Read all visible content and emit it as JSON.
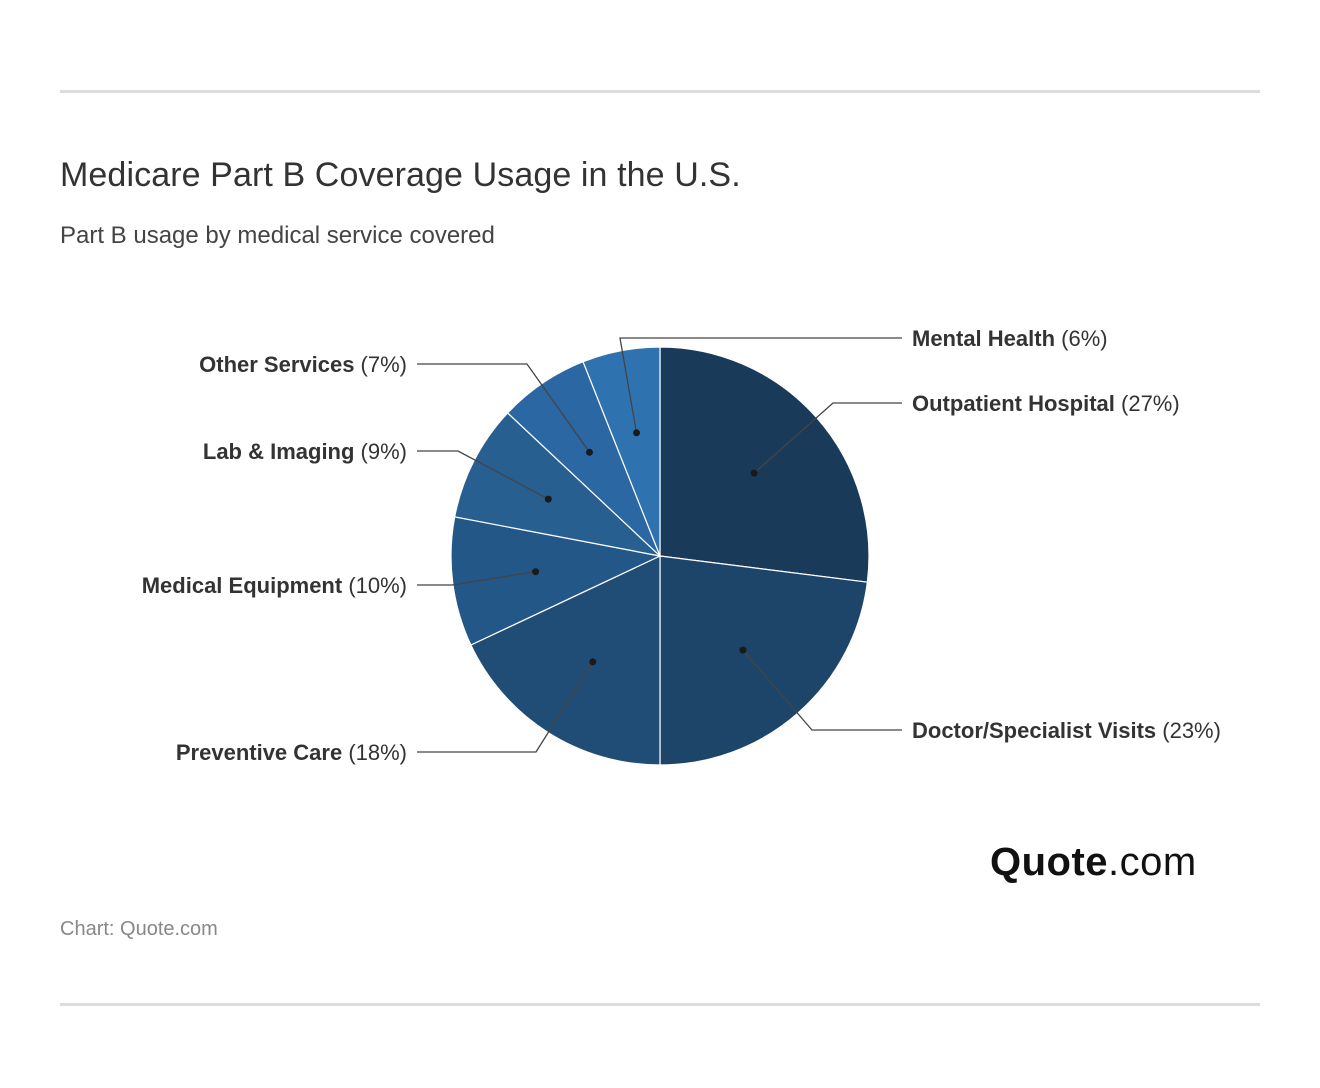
{
  "header": {
    "title": "Medicare Part B Coverage Usage in the U.S.",
    "subtitle": "Part B usage by medical service covered"
  },
  "footer": {
    "source": "Chart: Quote.com",
    "logo_brand": "Quote",
    "logo_tld": ".com"
  },
  "chart_data": {
    "type": "pie",
    "title": "Medicare Part B Coverage Usage in the U.S.",
    "subtitle": "Part B usage by medical service covered",
    "start": "12 o'clock, clockwise",
    "slices": [
      {
        "label": "Outpatient Hospital",
        "value": 27,
        "pct_label": "(27%)",
        "color": "#1a3a5a"
      },
      {
        "label": "Doctor/Specialist Visits",
        "value": 23,
        "pct_label": "(23%)",
        "color": "#1d4469"
      },
      {
        "label": "Preventive Care",
        "value": 18,
        "pct_label": "(18%)",
        "color": "#204d75"
      },
      {
        "label": "Medical Equipment",
        "value": 10,
        "pct_label": "(10%)",
        "color": "#235787"
      },
      {
        "label": "Lab & Imaging",
        "value": 9,
        "pct_label": "(9%)",
        "color": "#285f91"
      },
      {
        "label": "Other Services",
        "value": 7,
        "pct_label": "(7%)",
        "color": "#2b67a2"
      },
      {
        "label": "Mental Health",
        "value": 6,
        "pct_label": "(6%)",
        "color": "#2f72b0"
      }
    ]
  }
}
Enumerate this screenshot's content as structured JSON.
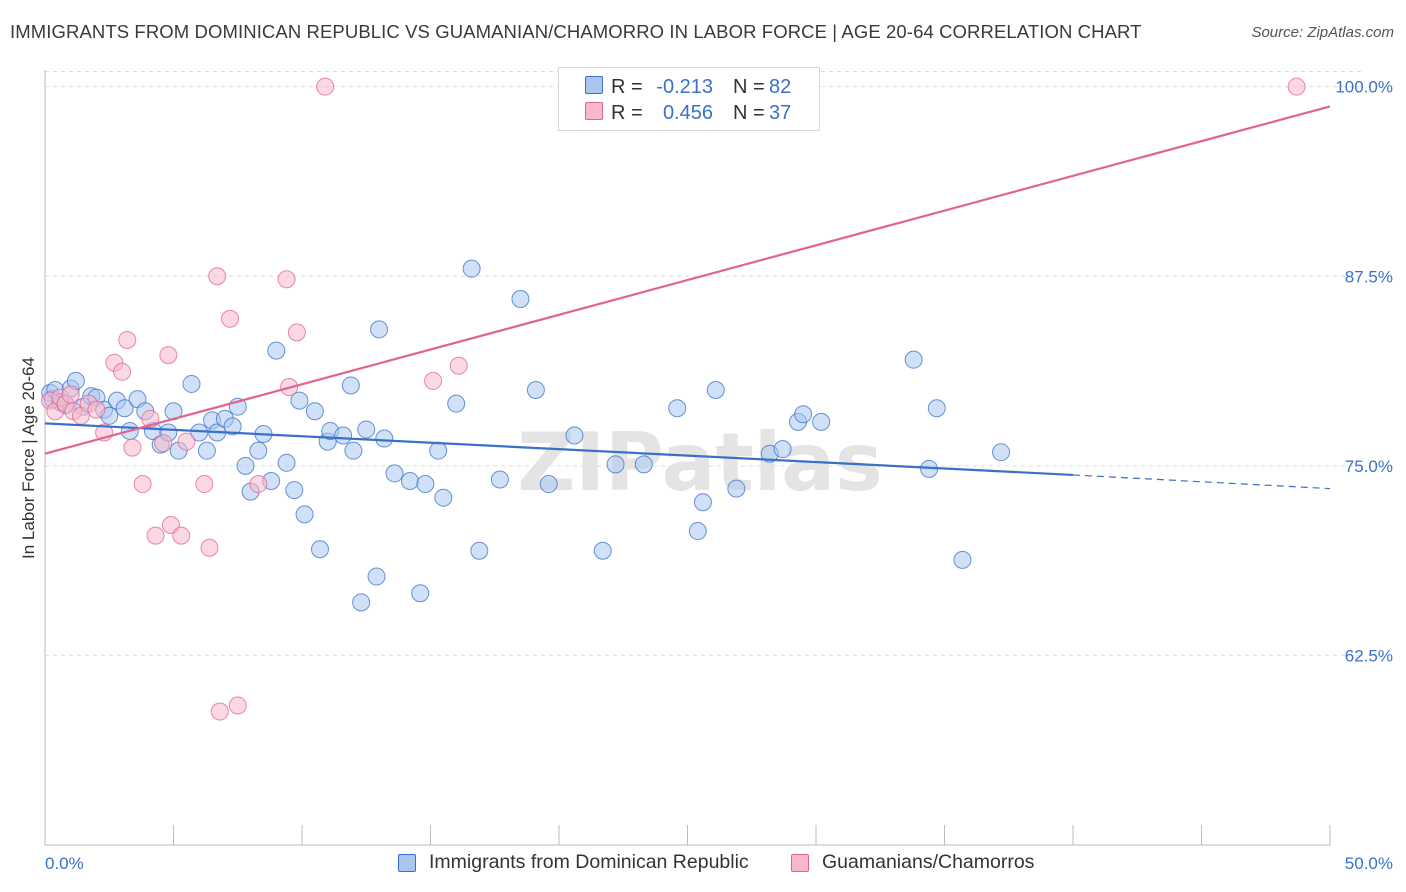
{
  "title": "IMMIGRANTS FROM DOMINICAN REPUBLIC VS GUAMANIAN/CHAMORRO IN LABOR FORCE | AGE 20-64 CORRELATION CHART",
  "source": "Source: ZipAtlas.com",
  "watermark": "ZIPatlas",
  "colors": {
    "blue": "#3a70c8",
    "blue_fill": "#a9c6ee",
    "pink": "#e0648e",
    "pink_fill": "#f7b8cc",
    "grid": "#dddddd"
  },
  "legend": {
    "rows": [
      {
        "r_label": "R =",
        "r_value": "-0.213",
        "n_label": "N =",
        "n_value": "82"
      },
      {
        "r_label": "R =",
        "r_value": "0.456",
        "n_label": "N =",
        "n_value": "37"
      }
    ]
  },
  "bottom_legend": [
    "Immigrants from Dominican Republic",
    "Guamanians/Chamorros"
  ],
  "chart_data": {
    "type": "scatter",
    "title": "IMMIGRANTS FROM DOMINICAN REPUBLIC VS GUAMANIAN/CHAMORRO IN LABOR FORCE | AGE 20-64 CORRELATION CHART",
    "xlabel": "",
    "ylabel": "In Labor Force | Age 20-64",
    "xlim": [
      0,
      50
    ],
    "ylim": [
      50,
      101.1
    ],
    "x_tick_labels": [
      "0.0%",
      "50.0%"
    ],
    "y_ticks": [
      62.5,
      75.0,
      87.5,
      100.0
    ],
    "y_tick_labels": [
      "62.5%",
      "75.0%",
      "87.5%",
      "100.0%"
    ],
    "grid": "horizontal dashed",
    "legend_position": "top-center",
    "series": [
      {
        "name": "Immigrants from Dominican Republic",
        "color": "#3a70c8",
        "r": -0.213,
        "n": 82,
        "trend": {
          "x": [
            0,
            40
          ],
          "y": [
            77.8,
            74.4
          ],
          "dashed_to": [
            50,
            73.5
          ]
        },
        "points": [
          [
            0.2,
            79.8
          ],
          [
            0.3,
            79.4
          ],
          [
            0.4,
            80.0
          ],
          [
            0.6,
            79.2
          ],
          [
            0.8,
            79.0
          ],
          [
            1.0,
            80.1
          ],
          [
            1.2,
            80.6
          ],
          [
            1.5,
            78.9
          ],
          [
            1.8,
            79.6
          ],
          [
            2.0,
            79.5
          ],
          [
            2.3,
            78.7
          ],
          [
            2.5,
            78.3
          ],
          [
            2.8,
            79.3
          ],
          [
            3.1,
            78.8
          ],
          [
            3.3,
            77.3
          ],
          [
            3.6,
            79.4
          ],
          [
            3.9,
            78.6
          ],
          [
            4.2,
            77.3
          ],
          [
            4.5,
            76.4
          ],
          [
            4.8,
            77.2
          ],
          [
            5.0,
            78.6
          ],
          [
            5.2,
            76.0
          ],
          [
            5.7,
            80.4
          ],
          [
            6.0,
            77.2
          ],
          [
            6.3,
            76.0
          ],
          [
            6.5,
            78.0
          ],
          [
            6.7,
            77.2
          ],
          [
            7.0,
            78.1
          ],
          [
            7.3,
            77.6
          ],
          [
            7.5,
            78.9
          ],
          [
            7.8,
            75.0
          ],
          [
            8.0,
            73.3
          ],
          [
            8.3,
            76.0
          ],
          [
            8.5,
            77.1
          ],
          [
            8.8,
            74.0
          ],
          [
            9.0,
            82.6
          ],
          [
            9.4,
            75.2
          ],
          [
            9.7,
            73.4
          ],
          [
            9.9,
            79.3
          ],
          [
            10.1,
            71.8
          ],
          [
            10.5,
            78.6
          ],
          [
            10.7,
            69.5
          ],
          [
            11.0,
            76.6
          ],
          [
            11.1,
            77.3
          ],
          [
            11.6,
            77.0
          ],
          [
            11.9,
            80.3
          ],
          [
            12.0,
            76.0
          ],
          [
            12.3,
            66.0
          ],
          [
            12.5,
            77.4
          ],
          [
            12.9,
            67.7
          ],
          [
            13.0,
            84.0
          ],
          [
            13.2,
            76.8
          ],
          [
            13.6,
            74.5
          ],
          [
            14.2,
            74.0
          ],
          [
            14.6,
            66.6
          ],
          [
            14.8,
            73.8
          ],
          [
            15.3,
            76.0
          ],
          [
            15.5,
            72.9
          ],
          [
            16.0,
            79.1
          ],
          [
            16.6,
            88.0
          ],
          [
            16.9,
            69.4
          ],
          [
            17.7,
            74.1
          ],
          [
            18.5,
            86.0
          ],
          [
            19.1,
            80.0
          ],
          [
            19.6,
            73.8
          ],
          [
            20.6,
            77.0
          ],
          [
            21.7,
            69.4
          ],
          [
            22.2,
            75.1
          ],
          [
            23.3,
            75.1
          ],
          [
            24.6,
            78.8
          ],
          [
            25.4,
            70.7
          ],
          [
            25.6,
            72.6
          ],
          [
            26.1,
            80.0
          ],
          [
            26.9,
            73.5
          ],
          [
            28.2,
            75.8
          ],
          [
            28.7,
            76.1
          ],
          [
            29.3,
            77.9
          ],
          [
            29.5,
            78.4
          ],
          [
            30.2,
            77.9
          ],
          [
            33.8,
            82.0
          ],
          [
            34.4,
            74.8
          ],
          [
            34.7,
            78.8
          ],
          [
            37.2,
            75.9
          ],
          [
            35.7,
            68.8
          ]
        ]
      },
      {
        "name": "Guamanians/Chamorros",
        "color": "#e0648e",
        "r": 0.456,
        "n": 37,
        "trend": {
          "x": [
            0,
            50
          ],
          "y": [
            75.8,
            98.7
          ]
        },
        "points": [
          [
            0.2,
            79.3
          ],
          [
            0.4,
            78.6
          ],
          [
            0.6,
            79.5
          ],
          [
            0.8,
            79.1
          ],
          [
            1.0,
            79.7
          ],
          [
            1.1,
            78.6
          ],
          [
            1.4,
            78.3
          ],
          [
            1.7,
            79.1
          ],
          [
            2.0,
            78.7
          ],
          [
            2.3,
            77.2
          ],
          [
            2.7,
            81.8
          ],
          [
            3.0,
            81.2
          ],
          [
            3.2,
            83.3
          ],
          [
            3.4,
            76.2
          ],
          [
            3.8,
            73.8
          ],
          [
            4.1,
            78.1
          ],
          [
            4.3,
            70.4
          ],
          [
            4.6,
            76.5
          ],
          [
            4.8,
            82.3
          ],
          [
            4.9,
            71.1
          ],
          [
            5.3,
            70.4
          ],
          [
            5.5,
            76.6
          ],
          [
            6.2,
            73.8
          ],
          [
            6.4,
            69.6
          ],
          [
            6.7,
            87.5
          ],
          [
            6.8,
            58.8
          ],
          [
            7.2,
            84.7
          ],
          [
            7.5,
            59.2
          ],
          [
            8.3,
            73.8
          ],
          [
            9.4,
            87.3
          ],
          [
            9.5,
            80.2
          ],
          [
            9.8,
            83.8
          ],
          [
            10.9,
            100.0
          ],
          [
            15.1,
            80.6
          ],
          [
            16.1,
            81.6
          ],
          [
            48.7,
            100.0
          ]
        ]
      }
    ]
  }
}
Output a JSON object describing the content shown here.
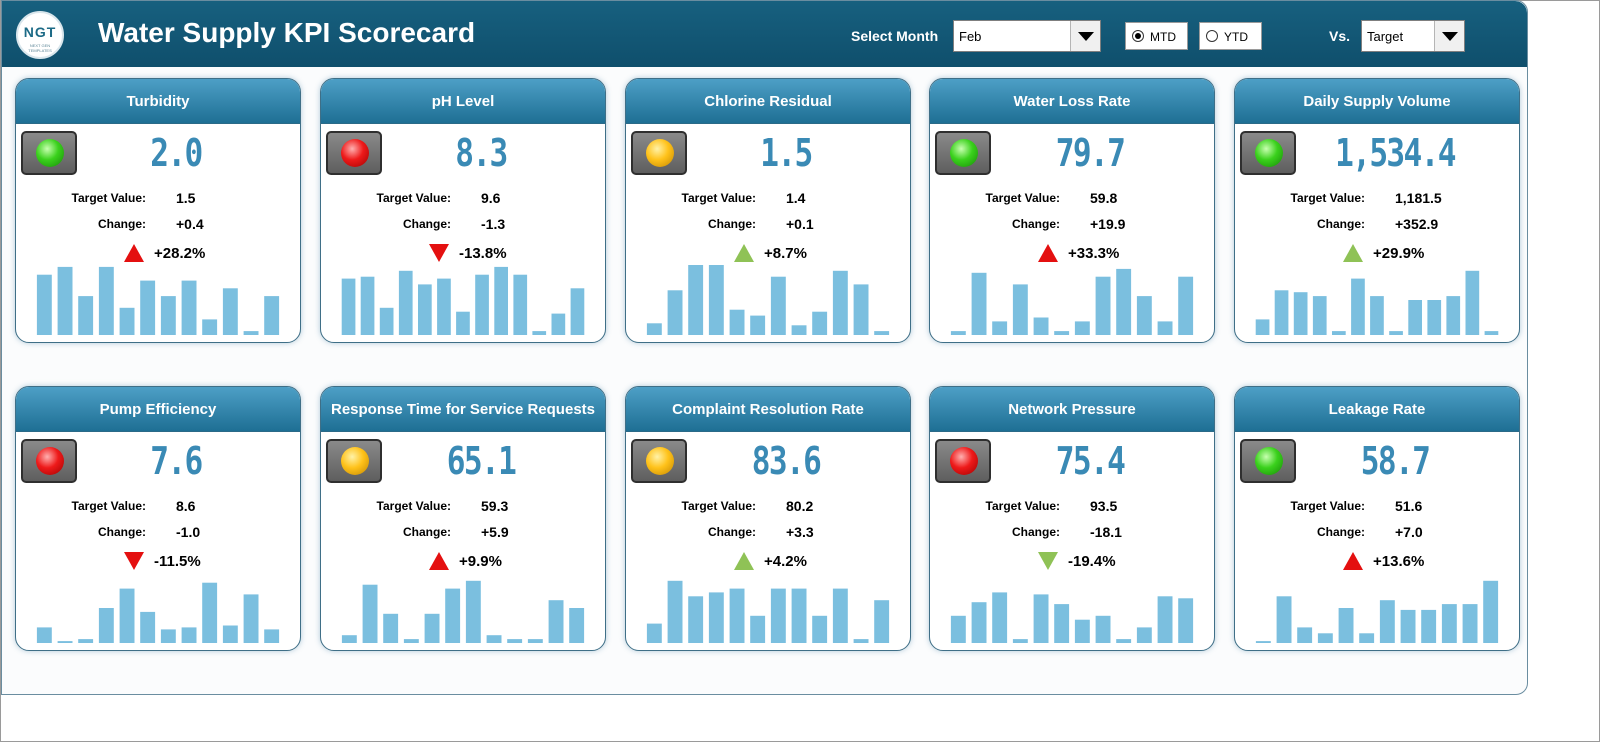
{
  "header": {
    "logo_text": "NGT",
    "logo_subtext": "NEXT GEN TEMPLATES",
    "title": "Water Supply KPI Scorecard",
    "month_label": "Select Month",
    "month_value": "Feb",
    "mtd_label": "MTD",
    "ytd_label": "YTD",
    "selected_period": "MTD",
    "vs_label": "Vs.",
    "vs_value": "Target"
  },
  "labels": {
    "target": "Target Value:",
    "change": "Change:"
  },
  "colors": {
    "header": "#17607f",
    "card_head": "#2a7fa8",
    "value": "#3a8ab5",
    "bars": "#7bbfdf",
    "arrow_bad": "#e41010",
    "arrow_good": "#8fc256"
  },
  "cards": [
    {
      "title": "Turbidity",
      "status": "green",
      "value": "2.0",
      "target": "1.5",
      "change": "+0.4",
      "pct": "+28.2%",
      "direction": "up",
      "arrow_color": "red",
      "bars": [
        62,
        70,
        40,
        70,
        28,
        56,
        40,
        56,
        16,
        48,
        4,
        40
      ]
    },
    {
      "title": "pH Level",
      "status": "red",
      "value": "8.3",
      "target": "9.6",
      "change": "-1.3",
      "pct": "-13.8%",
      "direction": "down",
      "arrow_color": "red",
      "bars": [
        58,
        60,
        28,
        66,
        52,
        58,
        24,
        62,
        70,
        62,
        4,
        22,
        48
      ]
    },
    {
      "title": "Chlorine Residual",
      "status": "amber",
      "value": "1.5",
      "target": "1.4",
      "change": "+0.1",
      "pct": "+8.7%",
      "direction": "up",
      "arrow_color": "green",
      "bars": [
        12,
        46,
        72,
        72,
        26,
        20,
        60,
        10,
        24,
        66,
        52,
        4
      ]
    },
    {
      "title": "Water Loss Rate",
      "status": "green",
      "value": "79.7",
      "target": "59.8",
      "change": "+19.9",
      "pct": "+33.3%",
      "direction": "up",
      "arrow_color": "red",
      "bars": [
        4,
        64,
        14,
        52,
        18,
        4,
        14,
        60,
        68,
        40,
        14,
        60
      ]
    },
    {
      "title": "Daily Supply Volume",
      "status": "green",
      "value": "1,534.4",
      "target": "1,181.5",
      "change": "+352.9",
      "pct": "+29.9%",
      "direction": "up",
      "arrow_color": "green",
      "bars": [
        16,
        46,
        44,
        40,
        4,
        58,
        40,
        4,
        36,
        36,
        40,
        66,
        4
      ]
    },
    {
      "title": "Pump Efficiency",
      "status": "red",
      "value": "7.6",
      "target": "8.6",
      "change": "-1.0",
      "pct": "-11.5%",
      "direction": "down",
      "arrow_color": "red",
      "bars": [
        16,
        2,
        4,
        36,
        56,
        32,
        14,
        16,
        62,
        18,
        50,
        14
      ]
    },
    {
      "title": "Response Time for Service Requests",
      "status": "amber",
      "value": "65.1",
      "target": "59.3",
      "change": "+5.9",
      "pct": "+9.9%",
      "direction": "up",
      "arrow_color": "red",
      "bars": [
        8,
        60,
        30,
        4,
        30,
        56,
        64,
        8,
        4,
        4,
        44,
        36
      ]
    },
    {
      "title": "Complaint Resolution Rate",
      "status": "amber",
      "value": "83.6",
      "target": "80.2",
      "change": "+3.3",
      "pct": "+4.2%",
      "direction": "up",
      "arrow_color": "green",
      "bars": [
        20,
        64,
        48,
        52,
        56,
        28,
        56,
        56,
        28,
        56,
        4,
        44
      ]
    },
    {
      "title": "Network Pressure",
      "status": "red",
      "value": "75.4",
      "target": "93.5",
      "change": "-18.1",
      "pct": "-19.4%",
      "direction": "down",
      "arrow_color": "green",
      "bars": [
        28,
        42,
        52,
        4,
        50,
        40,
        24,
        28,
        4,
        16,
        48,
        46
      ]
    },
    {
      "title": "Leakage Rate",
      "status": "green",
      "value": "58.7",
      "target": "51.6",
      "change": "+7.0",
      "pct": "+13.6%",
      "direction": "up",
      "arrow_color": "red",
      "bars": [
        2,
        48,
        16,
        10,
        36,
        10,
        44,
        34,
        34,
        40,
        40,
        64
      ]
    }
  ]
}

**WHAT IS NEEDED:** Tally the lines holding the string "Supply" and give only the count.

**EXERCISE ANSWER:** 2